## Directions
All the data should be repeated exactly. Any image in it is left out.

start Recorded data

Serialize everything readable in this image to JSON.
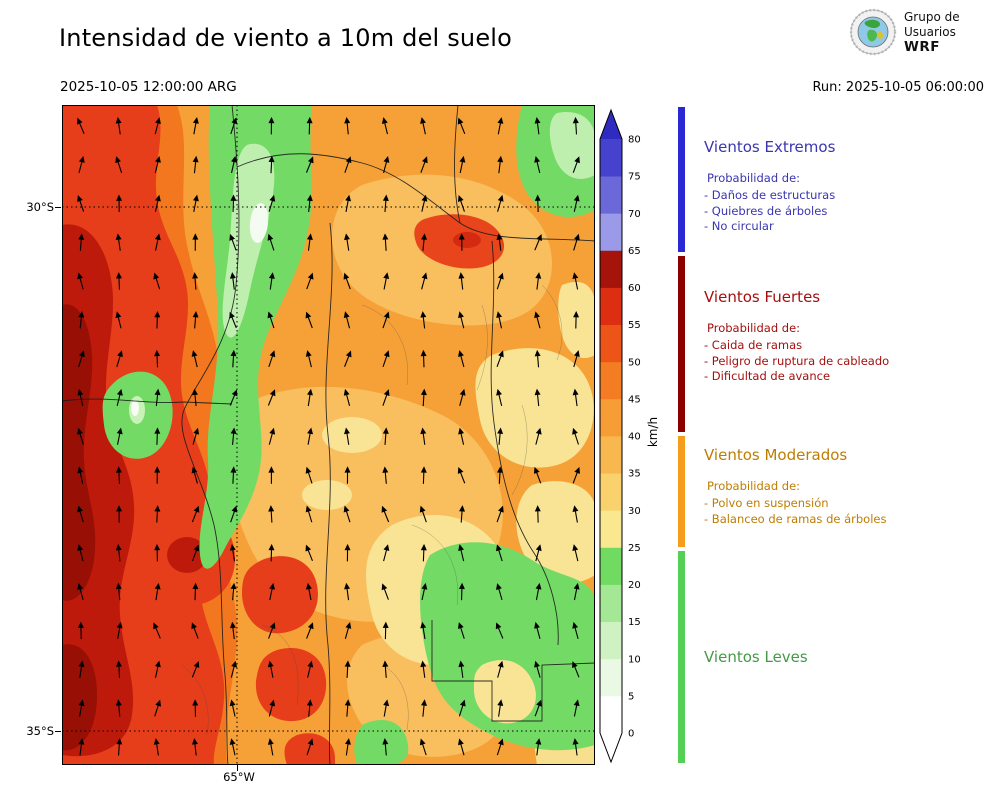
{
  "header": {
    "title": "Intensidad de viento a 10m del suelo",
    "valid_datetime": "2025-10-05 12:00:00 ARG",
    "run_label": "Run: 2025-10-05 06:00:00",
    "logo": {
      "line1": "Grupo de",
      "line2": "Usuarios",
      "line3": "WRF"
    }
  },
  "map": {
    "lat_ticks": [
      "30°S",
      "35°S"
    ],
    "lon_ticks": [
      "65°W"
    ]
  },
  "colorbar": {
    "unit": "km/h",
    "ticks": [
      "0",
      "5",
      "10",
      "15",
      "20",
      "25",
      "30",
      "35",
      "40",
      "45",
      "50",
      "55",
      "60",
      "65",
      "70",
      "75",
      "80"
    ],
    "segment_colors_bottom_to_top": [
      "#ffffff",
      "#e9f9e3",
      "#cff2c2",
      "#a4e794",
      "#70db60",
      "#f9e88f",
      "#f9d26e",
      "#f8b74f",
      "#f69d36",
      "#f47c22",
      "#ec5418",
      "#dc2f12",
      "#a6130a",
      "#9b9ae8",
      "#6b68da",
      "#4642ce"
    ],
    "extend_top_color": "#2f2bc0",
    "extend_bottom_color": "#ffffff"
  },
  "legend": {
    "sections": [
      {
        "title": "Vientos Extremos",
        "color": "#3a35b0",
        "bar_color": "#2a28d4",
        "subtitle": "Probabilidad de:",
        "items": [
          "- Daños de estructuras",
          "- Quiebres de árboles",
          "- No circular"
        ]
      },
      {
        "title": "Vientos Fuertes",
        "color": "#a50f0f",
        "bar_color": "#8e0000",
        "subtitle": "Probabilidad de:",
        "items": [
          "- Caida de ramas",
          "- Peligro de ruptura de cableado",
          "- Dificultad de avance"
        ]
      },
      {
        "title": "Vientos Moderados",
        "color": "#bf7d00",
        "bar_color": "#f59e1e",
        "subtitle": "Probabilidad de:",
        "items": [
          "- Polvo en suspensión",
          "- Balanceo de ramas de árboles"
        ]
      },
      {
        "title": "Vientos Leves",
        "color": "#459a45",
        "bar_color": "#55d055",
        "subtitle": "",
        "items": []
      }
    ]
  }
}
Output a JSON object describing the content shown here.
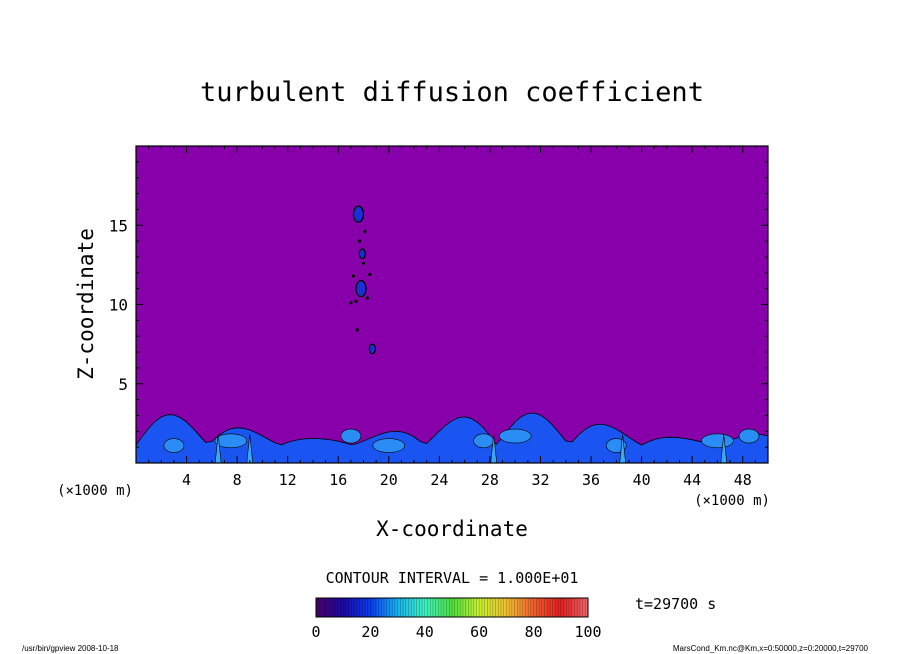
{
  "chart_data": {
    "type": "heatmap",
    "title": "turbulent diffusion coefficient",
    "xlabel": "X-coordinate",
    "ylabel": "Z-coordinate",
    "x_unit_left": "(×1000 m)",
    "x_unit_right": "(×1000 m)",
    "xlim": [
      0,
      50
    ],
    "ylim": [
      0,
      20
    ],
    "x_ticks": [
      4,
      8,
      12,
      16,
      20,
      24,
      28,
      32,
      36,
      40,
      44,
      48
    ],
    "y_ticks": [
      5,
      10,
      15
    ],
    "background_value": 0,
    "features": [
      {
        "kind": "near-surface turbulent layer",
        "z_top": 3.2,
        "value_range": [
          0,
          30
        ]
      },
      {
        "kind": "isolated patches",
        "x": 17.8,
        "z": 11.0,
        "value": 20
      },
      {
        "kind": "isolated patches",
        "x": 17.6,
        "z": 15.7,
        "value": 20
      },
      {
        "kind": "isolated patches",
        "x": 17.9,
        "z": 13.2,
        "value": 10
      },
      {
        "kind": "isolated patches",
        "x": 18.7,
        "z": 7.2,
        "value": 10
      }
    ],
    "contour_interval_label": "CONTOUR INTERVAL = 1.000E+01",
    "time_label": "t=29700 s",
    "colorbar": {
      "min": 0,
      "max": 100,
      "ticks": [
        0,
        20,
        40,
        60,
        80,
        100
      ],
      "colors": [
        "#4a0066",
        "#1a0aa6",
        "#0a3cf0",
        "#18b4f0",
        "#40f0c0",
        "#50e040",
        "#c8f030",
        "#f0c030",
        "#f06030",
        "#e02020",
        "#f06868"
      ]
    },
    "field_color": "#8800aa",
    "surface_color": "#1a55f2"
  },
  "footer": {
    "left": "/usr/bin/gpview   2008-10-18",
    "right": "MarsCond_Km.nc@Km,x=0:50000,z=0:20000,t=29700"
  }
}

end Recorded data

## Answer to this problem
Serialize everything readable in this image to JSON.
{
  "header": {
    "title": "Intensidad de viento a 10m del suelo",
    "valid_datetime": "2025-10-05 12:00:00 ARG",
    "run_label": "Run: 2025-10-05 06:00:00",
    "logo": {
      "line1": "Grupo de",
      "line2": "Usuarios",
      "line3": "WRF"
    }
  },
  "map": {
    "lat_ticks": [
      "30°S",
      "35°S"
    ],
    "lon_ticks": [
      "65°W"
    ]
  },
  "colorbar": {
    "unit": "km/h",
    "ticks": [
      "0",
      "5",
      "10",
      "15",
      "20",
      "25",
      "30",
      "35",
      "40",
      "45",
      "50",
      "55",
      "60",
      "65",
      "70",
      "75",
      "80"
    ],
    "segment_colors_bottom_to_top": [
      "#ffffff",
      "#e9f9e3",
      "#cff2c2",
      "#a4e794",
      "#70db60",
      "#f9e88f",
      "#f9d26e",
      "#f8b74f",
      "#f69d36",
      "#f47c22",
      "#ec5418",
      "#dc2f12",
      "#a6130a",
      "#9b9ae8",
      "#6b68da",
      "#4642ce"
    ],
    "extend_top_color": "#2f2bc0",
    "extend_bottom_color": "#ffffff"
  },
  "legend": {
    "sections": [
      {
        "title": "Vientos Extremos",
        "color": "#3a35b0",
        "bar_color": "#2a28d4",
        "subtitle": "Probabilidad de:",
        "items": [
          "- Daños de estructuras",
          "- Quiebres de árboles",
          "- No circular"
        ]
      },
      {
        "title": "Vientos Fuertes",
        "color": "#a50f0f",
        "bar_color": "#8e0000",
        "subtitle": "Probabilidad de:",
        "items": [
          "- Caida de ramas",
          "- Peligro de ruptura de cableado",
          "- Dificultad de avance"
        ]
      },
      {
        "title": "Vientos Moderados",
        "color": "#bf7d00",
        "bar_color": "#f59e1e",
        "subtitle": "Probabilidad de:",
        "items": [
          "- Polvo en suspensión",
          "- Balanceo de ramas de árboles"
        ]
      },
      {
        "title": "Vientos Leves",
        "color": "#459a45",
        "bar_color": "#55d055",
        "subtitle": "",
        "items": []
      }
    ]
  }
}
Output a JSON object describing the content shown here.
{
  "chart_data": {
    "type": "heatmap",
    "title": "turbulent diffusion coefficient",
    "xlabel": "X-coordinate",
    "ylabel": "Z-coordinate",
    "x_unit_left": "(×1000 m)",
    "x_unit_right": "(×1000 m)",
    "xlim": [
      0,
      50
    ],
    "ylim": [
      0,
      20
    ],
    "x_ticks": [
      4,
      8,
      12,
      16,
      20,
      24,
      28,
      32,
      36,
      40,
      44,
      48
    ],
    "y_ticks": [
      5,
      10,
      15
    ],
    "background_value": 0,
    "features": [
      {
        "kind": "near-surface turbulent layer",
        "z_top": 3.2,
        "value_range": [
          0,
          30
        ]
      },
      {
        "kind": "isolated patches",
        "x": 17.8,
        "z": 11.0,
        "value": 20
      },
      {
        "kind": "isolated patches",
        "x": 17.6,
        "z": 15.7,
        "value": 20
      },
      {
        "kind": "isolated patches",
        "x": 17.9,
        "z": 13.2,
        "value": 10
      },
      {
        "kind": "isolated patches",
        "x": 18.7,
        "z": 7.2,
        "value": 10
      }
    ],
    "contour_interval_label": "CONTOUR INTERVAL = 1.000E+01",
    "time_label": "t=29700 s",
    "colorbar": {
      "min": 0,
      "max": 100,
      "ticks": [
        0,
        20,
        40,
        60,
        80,
        100
      ],
      "colors": [
        "#4a0066",
        "#1a0aa6",
        "#0a3cf0",
        "#18b4f0",
        "#40f0c0",
        "#50e040",
        "#c8f030",
        "#f0c030",
        "#f06030",
        "#e02020",
        "#f06868"
      ]
    },
    "field_color": "#8800aa",
    "surface_color": "#1a55f2"
  },
  "footer": {
    "left": "/usr/bin/gpview   2008-10-18",
    "right": "MarsCond_Km.nc@Km,x=0:50000,z=0:20000,t=29700"
  }
}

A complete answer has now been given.